===== DATASET EXTRACT =====

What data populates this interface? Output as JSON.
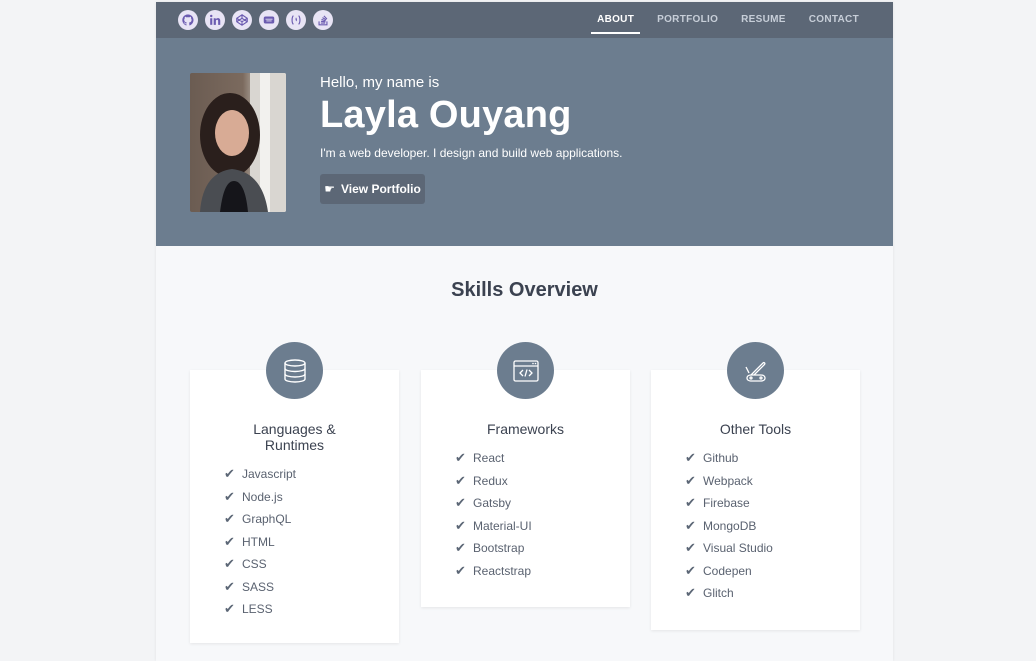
{
  "nav": {
    "social_icons": [
      "github-icon",
      "linkedin-icon",
      "codepen-icon",
      "codewars-icon",
      "freecodecamp-icon",
      "stackoverflow-icon"
    ],
    "menu": [
      {
        "label": "ABOUT",
        "active": true
      },
      {
        "label": "PORTFOLIO",
        "active": false
      },
      {
        "label": "RESUME",
        "active": false
      },
      {
        "label": "CONTACT",
        "active": false
      }
    ]
  },
  "hero": {
    "greeting": "Hello, my name is",
    "name": "Layla Ouyang",
    "tagline": "I'm a web developer. I design and build web applications.",
    "cta_label": "View Portfolio",
    "cta_icon": "hand-pointing-right-icon"
  },
  "skills": {
    "title": "Skills Overview",
    "cards": [
      {
        "title": "Languages & Runtimes",
        "icon": "database-icon",
        "items": [
          "Javascript",
          "Node.js",
          "GraphQL",
          "HTML",
          "CSS",
          "SASS",
          "LESS"
        ]
      },
      {
        "title": "Frameworks",
        "icon": "browser-code-icon",
        "items": [
          "React",
          "Redux",
          "Gatsby",
          "Material-UI",
          "Bootstrap",
          "Reactstrap"
        ]
      },
      {
        "title": "Other Tools",
        "icon": "swiss-knife-icon",
        "items": [
          "Github",
          "Webpack",
          "Firebase",
          "MongoDB",
          "Visual Studio",
          "Codepen",
          "Glitch"
        ]
      }
    ]
  },
  "colors": {
    "nav_bg": "#5c6776",
    "hero_bg": "#6c7d8f",
    "badge_bg": "#6c7d8f",
    "page_bg": "#f7f8fa"
  }
}
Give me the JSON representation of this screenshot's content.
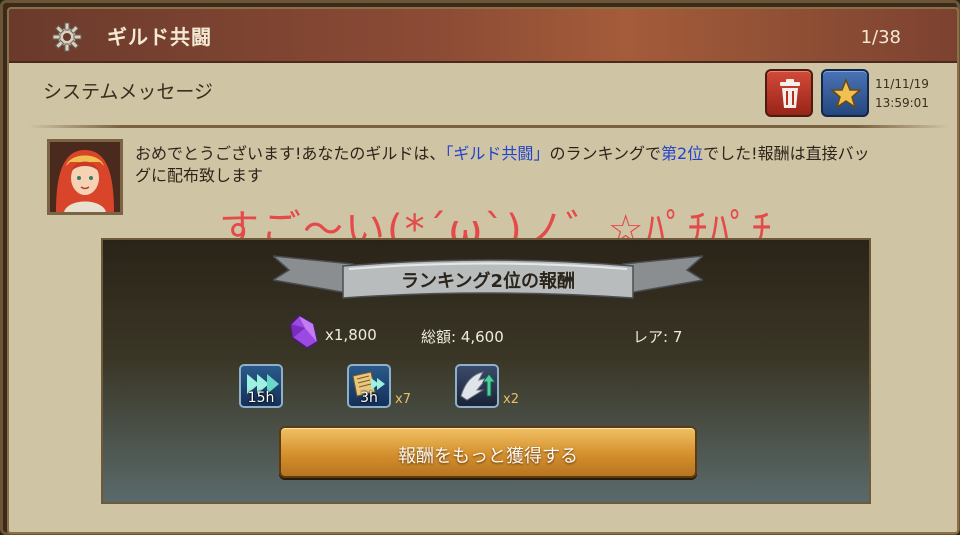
{
  "header": {
    "title": "ギルド共闘",
    "page_count": "1/38",
    "icon": "gear-icon"
  },
  "mail": {
    "subject": "システムメッセージ",
    "date": "11/11/19",
    "time": "13:59:01",
    "delete_icon": "trash-icon",
    "favorite_icon": "star-icon",
    "sender_icon": "avatar",
    "message_part1": "おめでとうございます!あなたのギルドは、",
    "message_event": "「ギルド共闘」",
    "message_part2": "のランキングで",
    "message_rank": "第2位",
    "message_part3": "でした!報酬は直接バッグに配布致します"
  },
  "overlay_text": "すご〜い(*´ω`)ノ゛☆ﾊﾟﾁﾊﾟﾁ",
  "reward": {
    "title": "ランキング2位の報酬",
    "gem_icon": "gem-icon",
    "gem_amount": "x1,800",
    "total_label": "総額: 4,600",
    "rarity_label": "レア: 7",
    "items": [
      {
        "icon": "speedup-icon",
        "label": "15h",
        "qty": ""
      },
      {
        "icon": "research-speedup-icon",
        "label": "3h",
        "qty": "x7"
      },
      {
        "icon": "troop-upgrade-icon",
        "label": "",
        "qty": "x2"
      }
    ],
    "button_label": "報酬をもっと獲得する"
  },
  "colors": {
    "header": "#8c4b35",
    "panel": "#cfc4a4",
    "highlight_text": "#2244cc",
    "overlay_text": "#e44a4a",
    "button": "#d4902c"
  }
}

=====

**WORK INSTRUCTIONS:** Reproduce every line exactly and omit all pictures.

**EXPECTED ANSWER:**
What data populates this interface? Output as JSON.
{
  "nav": {
    "social_icons": [
      "github-icon",
      "linkedin-icon",
      "codepen-icon",
      "codewars-icon",
      "freecodecamp-icon",
      "stackoverflow-icon"
    ],
    "menu": [
      {
        "label": "ABOUT",
        "active": true
      },
      {
        "label": "PORTFOLIO",
        "active": false
      },
      {
        "label": "RESUME",
        "active": false
      },
      {
        "label": "CONTACT",
        "active": false
      }
    ]
  },
  "hero": {
    "greeting": "Hello, my name is",
    "name": "Layla Ouyang",
    "tagline": "I'm a web developer. I design and build web applications.",
    "cta_label": "View Portfolio",
    "cta_icon": "hand-pointing-right-icon"
  },
  "skills": {
    "title": "Skills Overview",
    "cards": [
      {
        "title": "Languages & Runtimes",
        "icon": "database-icon",
        "items": [
          "Javascript",
          "Node.js",
          "GraphQL",
          "HTML",
          "CSS",
          "SASS",
          "LESS"
        ]
      },
      {
        "title": "Frameworks",
        "icon": "browser-code-icon",
        "items": [
          "React",
          "Redux",
          "Gatsby",
          "Material-UI",
          "Bootstrap",
          "Reactstrap"
        ]
      },
      {
        "title": "Other Tools",
        "icon": "swiss-knife-icon",
        "items": [
          "Github",
          "Webpack",
          "Firebase",
          "MongoDB",
          "Visual Studio",
          "Codepen",
          "Glitch"
        ]
      }
    ]
  },
  "colors": {
    "nav_bg": "#5c6776",
    "hero_bg": "#6c7d8f",
    "badge_bg": "#6c7d8f",
    "page_bg": "#f7f8fa"
  }
}
Give me the JSON representation of this screenshot's content.
{
  "header": {
    "title": "ギルド共闘",
    "page_count": "1/38",
    "icon": "gear-icon"
  },
  "mail": {
    "subject": "システムメッセージ",
    "date": "11/11/19",
    "time": "13:59:01",
    "delete_icon": "trash-icon",
    "favorite_icon": "star-icon",
    "sender_icon": "avatar",
    "message_part1": "おめでとうございます!あなたのギルドは、",
    "message_event": "「ギルド共闘」",
    "message_part2": "のランキングで",
    "message_rank": "第2位",
    "message_part3": "でした!報酬は直接バッグに配布致します"
  },
  "overlay_text": "すご〜い(*´ω`)ノ゛☆ﾊﾟﾁﾊﾟﾁ",
  "reward": {
    "title": "ランキング2位の報酬",
    "gem_icon": "gem-icon",
    "gem_amount": "x1,800",
    "total_label": "総額: 4,600",
    "rarity_label": "レア: 7",
    "items": [
      {
        "icon": "speedup-icon",
        "label": "15h",
        "qty": ""
      },
      {
        "icon": "research-speedup-icon",
        "label": "3h",
        "qty": "x7"
      },
      {
        "icon": "troop-upgrade-icon",
        "label": "",
        "qty": "x2"
      }
    ],
    "button_label": "報酬をもっと獲得する"
  },
  "colors": {
    "header": "#8c4b35",
    "panel": "#cfc4a4",
    "highlight_text": "#2244cc",
    "overlay_text": "#e44a4a",
    "button": "#d4902c"
  }
}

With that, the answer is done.